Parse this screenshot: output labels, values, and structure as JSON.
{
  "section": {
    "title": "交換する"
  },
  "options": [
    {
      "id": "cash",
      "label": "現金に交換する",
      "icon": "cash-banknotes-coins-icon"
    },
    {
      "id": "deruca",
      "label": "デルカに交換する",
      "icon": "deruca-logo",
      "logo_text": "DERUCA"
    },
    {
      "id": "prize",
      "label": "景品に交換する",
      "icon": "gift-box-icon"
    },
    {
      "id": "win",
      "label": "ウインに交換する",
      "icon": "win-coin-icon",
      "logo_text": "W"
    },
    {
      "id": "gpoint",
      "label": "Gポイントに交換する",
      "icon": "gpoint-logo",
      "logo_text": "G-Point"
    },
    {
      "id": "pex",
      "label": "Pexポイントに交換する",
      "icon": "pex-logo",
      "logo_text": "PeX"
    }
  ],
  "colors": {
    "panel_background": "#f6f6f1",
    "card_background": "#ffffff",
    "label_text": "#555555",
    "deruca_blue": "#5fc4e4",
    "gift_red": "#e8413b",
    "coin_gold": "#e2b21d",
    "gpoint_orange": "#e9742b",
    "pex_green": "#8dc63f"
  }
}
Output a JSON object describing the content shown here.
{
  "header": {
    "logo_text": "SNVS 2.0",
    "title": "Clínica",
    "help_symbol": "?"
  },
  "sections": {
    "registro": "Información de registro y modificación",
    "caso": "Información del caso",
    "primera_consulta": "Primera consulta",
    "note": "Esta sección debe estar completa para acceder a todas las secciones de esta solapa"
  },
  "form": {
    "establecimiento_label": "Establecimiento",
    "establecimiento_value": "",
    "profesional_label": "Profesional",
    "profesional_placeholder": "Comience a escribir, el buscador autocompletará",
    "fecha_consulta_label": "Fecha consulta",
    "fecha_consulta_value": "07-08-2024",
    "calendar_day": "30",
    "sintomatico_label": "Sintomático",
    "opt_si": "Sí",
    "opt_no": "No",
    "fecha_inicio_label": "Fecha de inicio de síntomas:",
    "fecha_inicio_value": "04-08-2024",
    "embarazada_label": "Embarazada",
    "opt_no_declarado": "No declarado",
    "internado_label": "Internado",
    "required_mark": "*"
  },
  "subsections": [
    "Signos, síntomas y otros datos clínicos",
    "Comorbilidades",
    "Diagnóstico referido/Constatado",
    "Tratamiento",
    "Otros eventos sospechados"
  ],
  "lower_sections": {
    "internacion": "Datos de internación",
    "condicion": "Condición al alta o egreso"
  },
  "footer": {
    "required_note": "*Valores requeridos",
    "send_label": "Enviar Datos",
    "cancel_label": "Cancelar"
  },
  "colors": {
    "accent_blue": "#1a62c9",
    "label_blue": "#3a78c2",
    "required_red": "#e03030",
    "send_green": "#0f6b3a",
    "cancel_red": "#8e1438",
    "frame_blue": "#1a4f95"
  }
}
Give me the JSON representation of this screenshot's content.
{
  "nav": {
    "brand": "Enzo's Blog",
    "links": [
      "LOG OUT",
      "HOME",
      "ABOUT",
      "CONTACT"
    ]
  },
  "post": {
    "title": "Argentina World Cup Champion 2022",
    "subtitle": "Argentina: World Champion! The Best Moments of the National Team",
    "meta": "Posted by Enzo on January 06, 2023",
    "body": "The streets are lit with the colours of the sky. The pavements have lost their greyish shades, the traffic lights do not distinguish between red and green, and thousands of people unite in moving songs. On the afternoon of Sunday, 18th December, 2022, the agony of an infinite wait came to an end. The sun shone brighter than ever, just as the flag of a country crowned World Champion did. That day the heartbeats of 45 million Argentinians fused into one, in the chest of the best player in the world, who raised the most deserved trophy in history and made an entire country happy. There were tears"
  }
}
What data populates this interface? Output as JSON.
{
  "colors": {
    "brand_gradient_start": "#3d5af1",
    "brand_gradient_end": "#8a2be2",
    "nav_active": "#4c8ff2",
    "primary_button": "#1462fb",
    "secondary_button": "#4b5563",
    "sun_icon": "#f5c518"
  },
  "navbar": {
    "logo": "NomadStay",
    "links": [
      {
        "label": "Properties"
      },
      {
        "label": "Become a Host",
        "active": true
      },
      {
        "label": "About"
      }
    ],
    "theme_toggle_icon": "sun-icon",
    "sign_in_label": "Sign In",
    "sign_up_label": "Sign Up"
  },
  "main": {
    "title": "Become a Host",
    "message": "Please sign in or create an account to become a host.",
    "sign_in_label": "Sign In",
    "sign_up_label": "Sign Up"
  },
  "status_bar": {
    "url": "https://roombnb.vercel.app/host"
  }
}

● **Problem description**
Go through the listing and print each line exactly as it appears.

● **Response below**
Parse this screenshot: output labels, values, and structure as JSON.
{
  "section": {
    "title": "交換する"
  },
  "options": [
    {
      "id": "cash",
      "label": "現金に交換する",
      "icon": "cash-banknotes-coins-icon"
    },
    {
      "id": "deruca",
      "label": "デルカに交換する",
      "icon": "deruca-logo",
      "logo_text": "DERUCA"
    },
    {
      "id": "prize",
      "label": "景品に交換する",
      "icon": "gift-box-icon"
    },
    {
      "id": "win",
      "label": "ウインに交換する",
      "icon": "win-coin-icon",
      "logo_text": "W"
    },
    {
      "id": "gpoint",
      "label": "Gポイントに交換する",
      "icon": "gpoint-logo",
      "logo_text": "G-Point"
    },
    {
      "id": "pex",
      "label": "Pexポイントに交換する",
      "icon": "pex-logo",
      "logo_text": "PeX"
    }
  ],
  "colors": {
    "panel_background": "#f6f6f1",
    "card_background": "#ffffff",
    "label_text": "#555555",
    "deruca_blue": "#5fc4e4",
    "gift_red": "#e8413b",
    "coin_gold": "#e2b21d",
    "gpoint_orange": "#e9742b",
    "pex_green": "#8dc63f"
  }
}
Output a JSON object describing the content shown here.
{
  "header": {
    "logo_text": "SNVS 2.0",
    "title": "Clínica",
    "help_symbol": "?"
  },
  "sections": {
    "registro": "Información de registro y modificación",
    "caso": "Información del caso",
    "primera_consulta": "Primera consulta",
    "note": "Esta sección debe estar completa para acceder a todas las secciones de esta solapa"
  },
  "form": {
    "establecimiento_label": "Establecimiento",
    "establecimiento_value": "",
    "profesional_label": "Profesional",
    "profesional_placeholder": "Comience a escribir, el buscador autocompletará",
    "fecha_consulta_label": "Fecha consulta",
    "fecha_consulta_value": "07-08-2024",
    "calendar_day": "30",
    "sintomatico_label": "Sintomático",
    "opt_si": "Sí",
    "opt_no": "No",
    "fecha_inicio_label": "Fecha de inicio de síntomas:",
    "fecha_inicio_value": "04-08-2024",
    "embarazada_label": "Embarazada",
    "opt_no_declarado": "No declarado",
    "internado_label": "Internado",
    "required_mark": "*"
  },
  "subsections": [
    "Signos, síntomas y otros datos clínicos",
    "Comorbilidades",
    "Diagnóstico referido/Constatado",
    "Tratamiento",
    "Otros eventos sospechados"
  ],
  "lower_sections": {
    "internacion": "Datos de internación",
    "condicion": "Condición al alta o egreso"
  },
  "footer": {
    "required_note": "*Valores requeridos",
    "send_label": "Enviar Datos",
    "cancel_label": "Cancelar"
  },
  "colors": {
    "accent_blue": "#1a62c9",
    "label_blue": "#3a78c2",
    "required_red": "#e03030",
    "send_green": "#0f6b3a",
    "cancel_red": "#8e1438",
    "frame_blue": "#1a4f95"
  }
}
Give me the JSON representation of this screenshot's content.
{
  "nav": {
    "brand": "Enzo's Blog",
    "links": [
      "LOG OUT",
      "HOME",
      "ABOUT",
      "CONTACT"
    ]
  },
  "post": {
    "title": "Argentina World Cup Champion 2022",
    "subtitle": "Argentina: World Champion! The Best Moments of the National Team",
    "meta": "Posted by Enzo on January 06, 2023",
    "body": "The streets are lit with the colours of the sky. The pavements have lost their greyish shades, the traffic lights do not distinguish between red and green, and thousands of people unite in moving songs. On the afternoon of Sunday, 18th December, 2022, the agony of an infinite wait came to an end. The sun shone brighter than ever, just as the flag of a country crowned World Champion did. That day the heartbeats of 45 million Argentinians fused into one, in the chest of the best player in the world, who raised the most deserved trophy in history and made an entire country happy. There were tears"
  }
}
What data populates this interface? Output as JSON.
{
  "colors": {
    "brand_gradient_start": "#3d5af1",
    "brand_gradient_end": "#8a2be2",
    "nav_active": "#4c8ff2",
    "primary_button": "#1462fb",
    "secondary_button": "#4b5563",
    "sun_icon": "#f5c518"
  },
  "navbar": {
    "logo": "NomadStay",
    "links": [
      {
        "label": "Properties"
      },
      {
        "label": "Become a Host",
        "active": true
      },
      {
        "label": "About"
      }
    ],
    "theme_toggle_icon": "sun-icon",
    "sign_in_label": "Sign In",
    "sign_up_label": "Sign Up"
  },
  "main": {
    "title": "Become a Host",
    "message": "Please sign in or create an account to become a host.",
    "sign_in_label": "Sign In",
    "sign_up_label": "Sign Up"
  },
  "status_bar": {
    "url": "https://roombnb.vercel.app/host"
  }
}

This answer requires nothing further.